Task details
Copy every line from the material below that holds "tanév".

•••

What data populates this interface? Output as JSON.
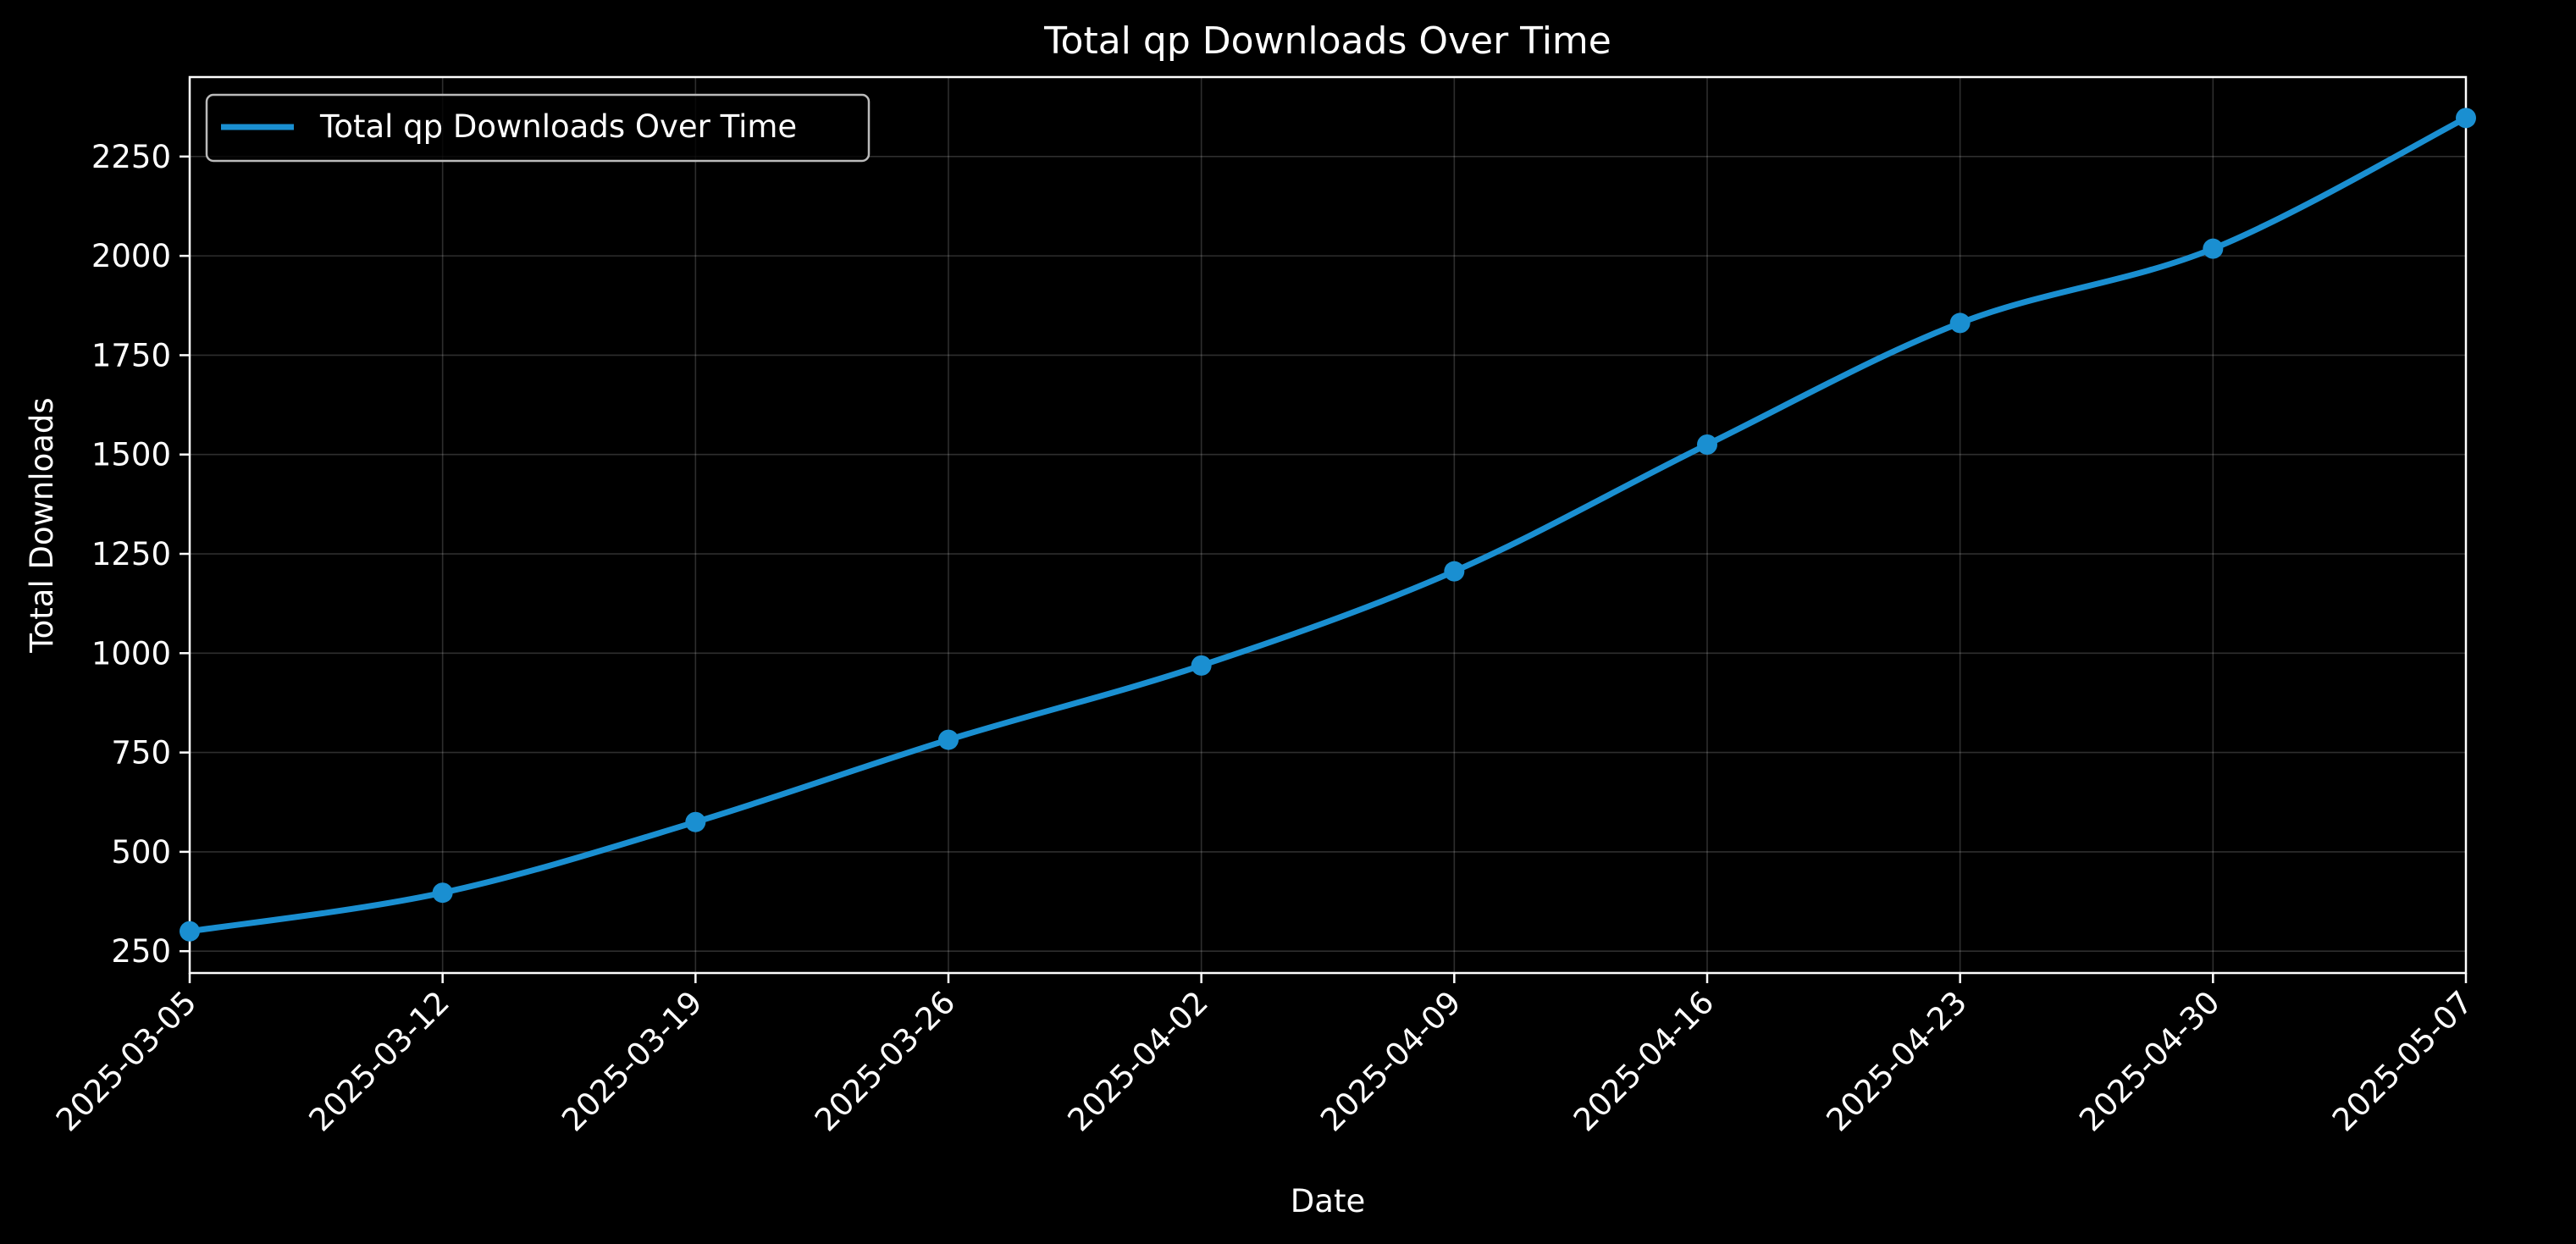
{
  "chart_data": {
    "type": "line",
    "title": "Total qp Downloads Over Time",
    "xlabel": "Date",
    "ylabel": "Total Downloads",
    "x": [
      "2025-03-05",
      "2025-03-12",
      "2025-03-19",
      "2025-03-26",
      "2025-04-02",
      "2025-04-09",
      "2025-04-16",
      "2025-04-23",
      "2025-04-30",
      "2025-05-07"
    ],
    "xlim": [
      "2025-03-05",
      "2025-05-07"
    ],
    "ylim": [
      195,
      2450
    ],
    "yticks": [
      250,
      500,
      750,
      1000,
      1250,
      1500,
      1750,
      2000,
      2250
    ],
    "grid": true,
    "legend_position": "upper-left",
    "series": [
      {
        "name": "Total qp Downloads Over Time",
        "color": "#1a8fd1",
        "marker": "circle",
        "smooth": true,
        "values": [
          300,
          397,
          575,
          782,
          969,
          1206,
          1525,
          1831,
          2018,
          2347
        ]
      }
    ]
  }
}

•••

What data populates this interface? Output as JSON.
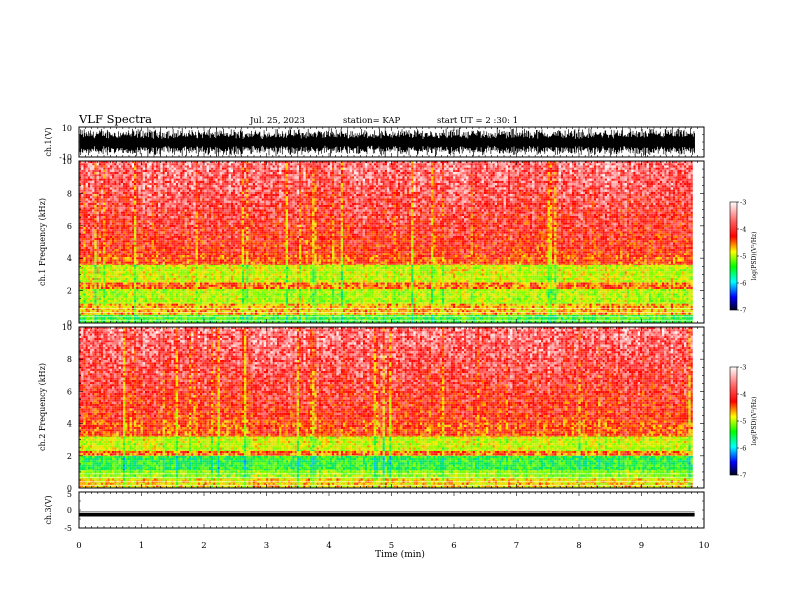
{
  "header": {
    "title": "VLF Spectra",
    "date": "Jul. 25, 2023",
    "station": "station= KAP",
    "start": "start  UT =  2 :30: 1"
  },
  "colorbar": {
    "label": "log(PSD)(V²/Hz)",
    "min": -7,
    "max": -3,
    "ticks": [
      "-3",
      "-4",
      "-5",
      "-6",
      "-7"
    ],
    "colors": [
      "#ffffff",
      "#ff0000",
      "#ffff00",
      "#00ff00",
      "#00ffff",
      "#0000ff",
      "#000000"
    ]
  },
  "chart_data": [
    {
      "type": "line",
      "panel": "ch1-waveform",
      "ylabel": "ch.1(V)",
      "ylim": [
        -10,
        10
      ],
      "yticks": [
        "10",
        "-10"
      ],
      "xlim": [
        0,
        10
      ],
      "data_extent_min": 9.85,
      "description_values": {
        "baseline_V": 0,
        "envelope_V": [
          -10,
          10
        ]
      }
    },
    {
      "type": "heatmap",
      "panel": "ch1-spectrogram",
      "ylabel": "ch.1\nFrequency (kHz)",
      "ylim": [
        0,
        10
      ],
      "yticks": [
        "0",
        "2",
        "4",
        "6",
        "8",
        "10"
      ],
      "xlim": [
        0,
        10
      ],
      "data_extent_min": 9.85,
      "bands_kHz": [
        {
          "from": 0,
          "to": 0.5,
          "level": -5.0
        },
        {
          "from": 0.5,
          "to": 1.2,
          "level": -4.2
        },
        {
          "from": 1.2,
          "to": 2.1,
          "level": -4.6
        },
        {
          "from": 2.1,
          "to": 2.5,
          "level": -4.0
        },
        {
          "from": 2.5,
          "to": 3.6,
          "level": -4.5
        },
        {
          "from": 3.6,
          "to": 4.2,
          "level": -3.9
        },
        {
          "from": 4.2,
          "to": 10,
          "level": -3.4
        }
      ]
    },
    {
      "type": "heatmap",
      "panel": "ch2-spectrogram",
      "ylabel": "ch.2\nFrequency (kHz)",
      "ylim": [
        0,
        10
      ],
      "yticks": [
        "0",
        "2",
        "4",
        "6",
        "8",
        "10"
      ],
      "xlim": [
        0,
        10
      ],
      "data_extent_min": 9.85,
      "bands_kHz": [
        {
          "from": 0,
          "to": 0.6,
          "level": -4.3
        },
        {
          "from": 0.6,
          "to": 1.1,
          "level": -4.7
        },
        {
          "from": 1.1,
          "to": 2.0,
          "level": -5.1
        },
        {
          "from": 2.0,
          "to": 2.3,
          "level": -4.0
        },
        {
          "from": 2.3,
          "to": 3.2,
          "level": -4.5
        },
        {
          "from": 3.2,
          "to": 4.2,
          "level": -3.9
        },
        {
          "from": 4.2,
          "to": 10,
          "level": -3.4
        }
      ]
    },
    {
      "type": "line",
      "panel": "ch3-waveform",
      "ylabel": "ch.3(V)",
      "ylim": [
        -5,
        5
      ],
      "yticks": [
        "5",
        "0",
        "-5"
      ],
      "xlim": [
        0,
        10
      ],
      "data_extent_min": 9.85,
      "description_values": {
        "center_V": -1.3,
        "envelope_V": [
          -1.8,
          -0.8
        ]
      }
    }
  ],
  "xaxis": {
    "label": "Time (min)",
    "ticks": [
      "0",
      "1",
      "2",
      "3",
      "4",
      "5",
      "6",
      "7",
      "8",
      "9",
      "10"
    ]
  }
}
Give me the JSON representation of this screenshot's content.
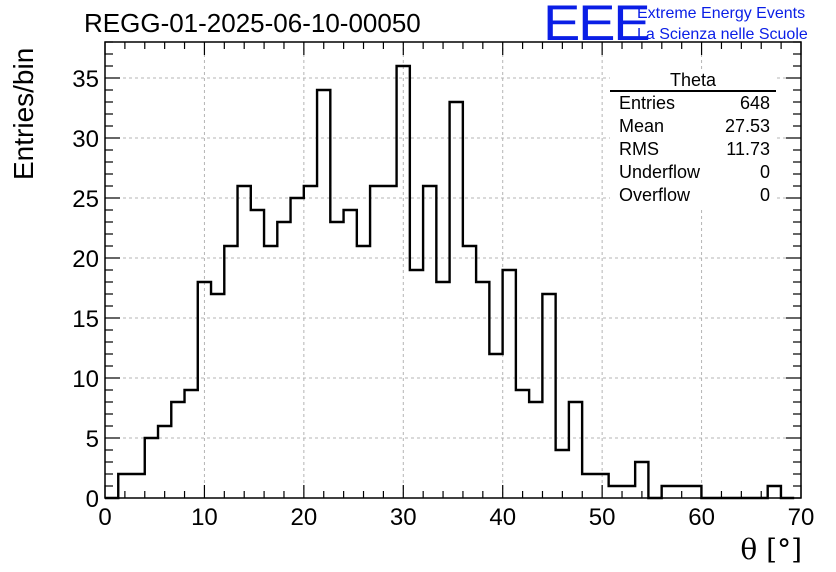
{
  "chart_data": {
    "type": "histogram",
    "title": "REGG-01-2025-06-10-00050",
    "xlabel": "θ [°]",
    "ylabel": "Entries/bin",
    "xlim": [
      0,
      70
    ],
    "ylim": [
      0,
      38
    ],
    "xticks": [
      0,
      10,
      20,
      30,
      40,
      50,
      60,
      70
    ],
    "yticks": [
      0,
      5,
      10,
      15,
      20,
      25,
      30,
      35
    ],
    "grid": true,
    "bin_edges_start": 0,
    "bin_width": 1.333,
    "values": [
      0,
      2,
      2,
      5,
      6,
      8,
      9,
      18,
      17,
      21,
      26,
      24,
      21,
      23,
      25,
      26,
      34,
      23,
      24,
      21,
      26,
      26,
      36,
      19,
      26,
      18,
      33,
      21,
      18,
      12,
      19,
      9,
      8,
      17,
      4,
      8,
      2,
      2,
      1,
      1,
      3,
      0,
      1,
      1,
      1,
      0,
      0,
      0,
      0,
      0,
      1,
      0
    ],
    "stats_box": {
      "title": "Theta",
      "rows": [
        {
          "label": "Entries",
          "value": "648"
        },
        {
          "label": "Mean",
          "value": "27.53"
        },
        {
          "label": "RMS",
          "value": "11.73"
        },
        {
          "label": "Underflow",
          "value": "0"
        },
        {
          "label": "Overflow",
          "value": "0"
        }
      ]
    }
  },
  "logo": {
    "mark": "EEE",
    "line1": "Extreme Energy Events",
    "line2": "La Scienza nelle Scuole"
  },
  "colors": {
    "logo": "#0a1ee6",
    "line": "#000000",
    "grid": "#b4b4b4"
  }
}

•••

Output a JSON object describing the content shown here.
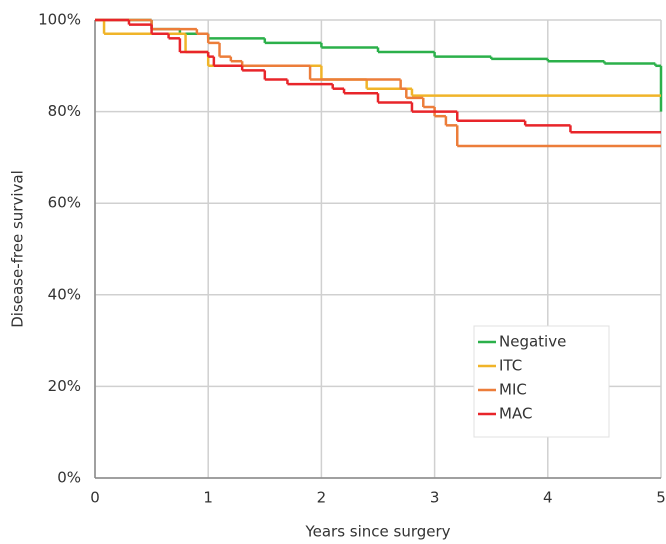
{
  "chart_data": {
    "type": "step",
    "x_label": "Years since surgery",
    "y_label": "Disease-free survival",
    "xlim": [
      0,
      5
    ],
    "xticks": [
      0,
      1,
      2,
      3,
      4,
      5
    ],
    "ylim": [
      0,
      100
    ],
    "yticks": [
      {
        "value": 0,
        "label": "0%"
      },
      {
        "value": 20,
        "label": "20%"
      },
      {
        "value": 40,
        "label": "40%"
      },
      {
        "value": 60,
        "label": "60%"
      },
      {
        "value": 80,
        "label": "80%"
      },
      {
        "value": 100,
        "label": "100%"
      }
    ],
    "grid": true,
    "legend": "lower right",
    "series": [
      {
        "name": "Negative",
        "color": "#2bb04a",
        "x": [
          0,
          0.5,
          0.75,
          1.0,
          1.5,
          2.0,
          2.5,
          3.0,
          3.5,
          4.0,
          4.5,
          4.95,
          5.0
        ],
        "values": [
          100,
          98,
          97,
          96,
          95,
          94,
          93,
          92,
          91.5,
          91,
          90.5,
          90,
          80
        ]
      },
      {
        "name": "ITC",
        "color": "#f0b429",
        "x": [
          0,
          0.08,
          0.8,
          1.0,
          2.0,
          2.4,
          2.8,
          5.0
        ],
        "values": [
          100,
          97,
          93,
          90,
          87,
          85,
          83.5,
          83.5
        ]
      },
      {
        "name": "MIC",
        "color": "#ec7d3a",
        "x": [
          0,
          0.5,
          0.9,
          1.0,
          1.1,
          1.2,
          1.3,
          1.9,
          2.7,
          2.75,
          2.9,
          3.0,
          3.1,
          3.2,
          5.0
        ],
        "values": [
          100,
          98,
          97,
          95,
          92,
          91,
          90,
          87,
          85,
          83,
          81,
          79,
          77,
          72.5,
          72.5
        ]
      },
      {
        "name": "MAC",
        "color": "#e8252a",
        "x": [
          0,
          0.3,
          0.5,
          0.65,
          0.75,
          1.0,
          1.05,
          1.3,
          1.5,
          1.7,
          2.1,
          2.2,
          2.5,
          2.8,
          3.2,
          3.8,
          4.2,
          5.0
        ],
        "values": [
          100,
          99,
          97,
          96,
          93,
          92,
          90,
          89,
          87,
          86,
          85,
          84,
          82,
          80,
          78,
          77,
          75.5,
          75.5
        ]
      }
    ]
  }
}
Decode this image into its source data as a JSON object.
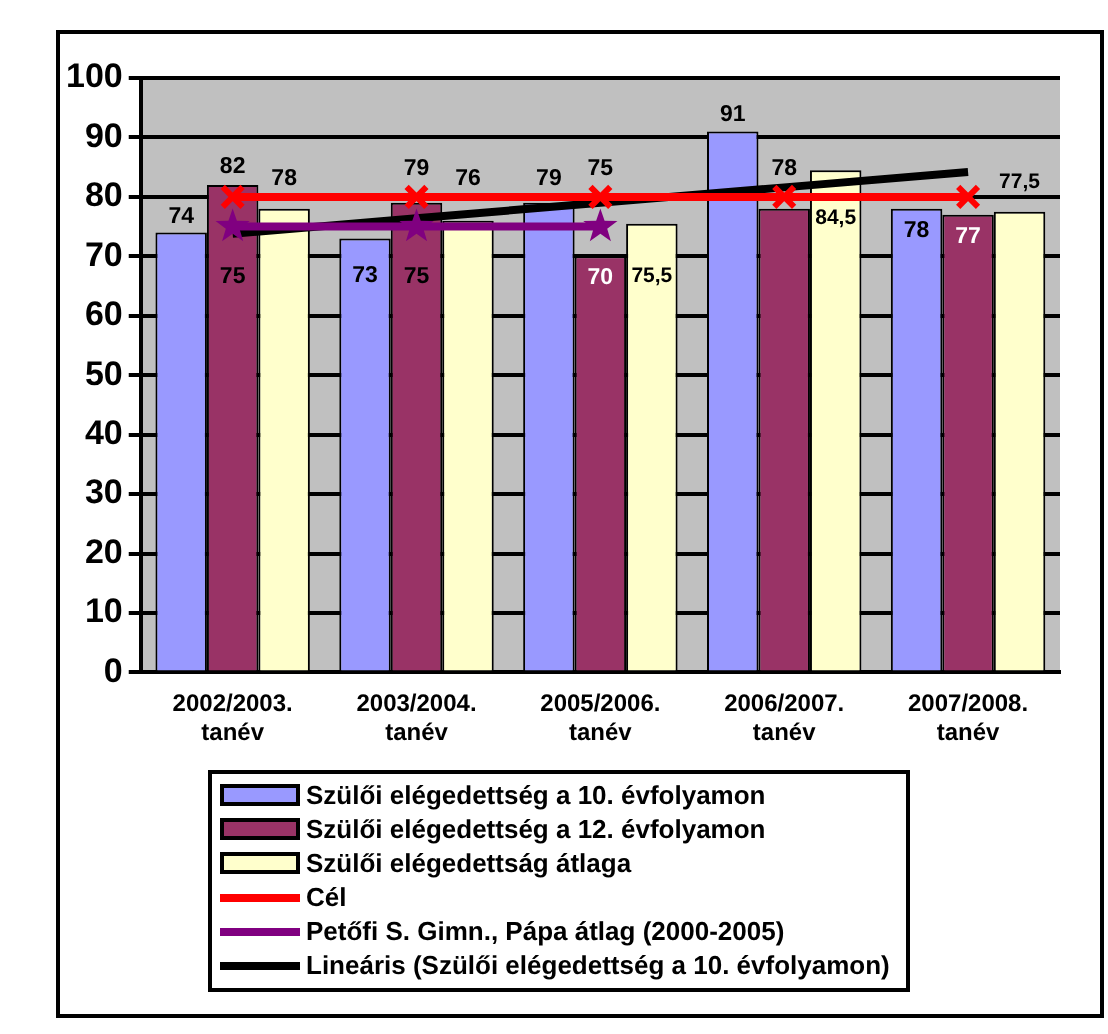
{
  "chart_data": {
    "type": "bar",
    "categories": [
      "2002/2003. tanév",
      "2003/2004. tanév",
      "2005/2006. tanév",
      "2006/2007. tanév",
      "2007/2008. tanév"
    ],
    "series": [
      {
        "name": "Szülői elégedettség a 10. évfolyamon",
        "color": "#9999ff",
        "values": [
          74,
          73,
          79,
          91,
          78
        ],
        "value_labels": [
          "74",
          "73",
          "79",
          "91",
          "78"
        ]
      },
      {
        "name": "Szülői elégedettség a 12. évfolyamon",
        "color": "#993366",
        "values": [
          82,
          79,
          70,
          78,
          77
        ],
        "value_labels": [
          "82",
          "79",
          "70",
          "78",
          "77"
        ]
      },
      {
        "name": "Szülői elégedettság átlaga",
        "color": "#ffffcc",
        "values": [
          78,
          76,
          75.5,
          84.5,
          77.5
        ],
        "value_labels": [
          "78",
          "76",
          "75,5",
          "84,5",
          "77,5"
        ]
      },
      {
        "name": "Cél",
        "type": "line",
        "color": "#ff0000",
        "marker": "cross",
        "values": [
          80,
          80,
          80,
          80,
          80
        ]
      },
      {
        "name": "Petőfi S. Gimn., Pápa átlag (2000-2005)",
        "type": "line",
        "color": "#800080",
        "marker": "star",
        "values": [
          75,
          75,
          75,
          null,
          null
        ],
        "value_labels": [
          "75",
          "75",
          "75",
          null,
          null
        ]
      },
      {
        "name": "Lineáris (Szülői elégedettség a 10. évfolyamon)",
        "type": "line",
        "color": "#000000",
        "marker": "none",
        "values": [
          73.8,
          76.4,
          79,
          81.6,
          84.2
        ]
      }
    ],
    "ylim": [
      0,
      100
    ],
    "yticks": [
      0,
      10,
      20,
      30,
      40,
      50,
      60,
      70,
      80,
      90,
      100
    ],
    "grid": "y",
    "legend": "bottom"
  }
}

•••

Completed task
      "2002/2003. tanév",
      "2003/2004. tanév",
      "2005/2006. tanév",
      "2006/2007. tanév",
      "2007/2008. tanév"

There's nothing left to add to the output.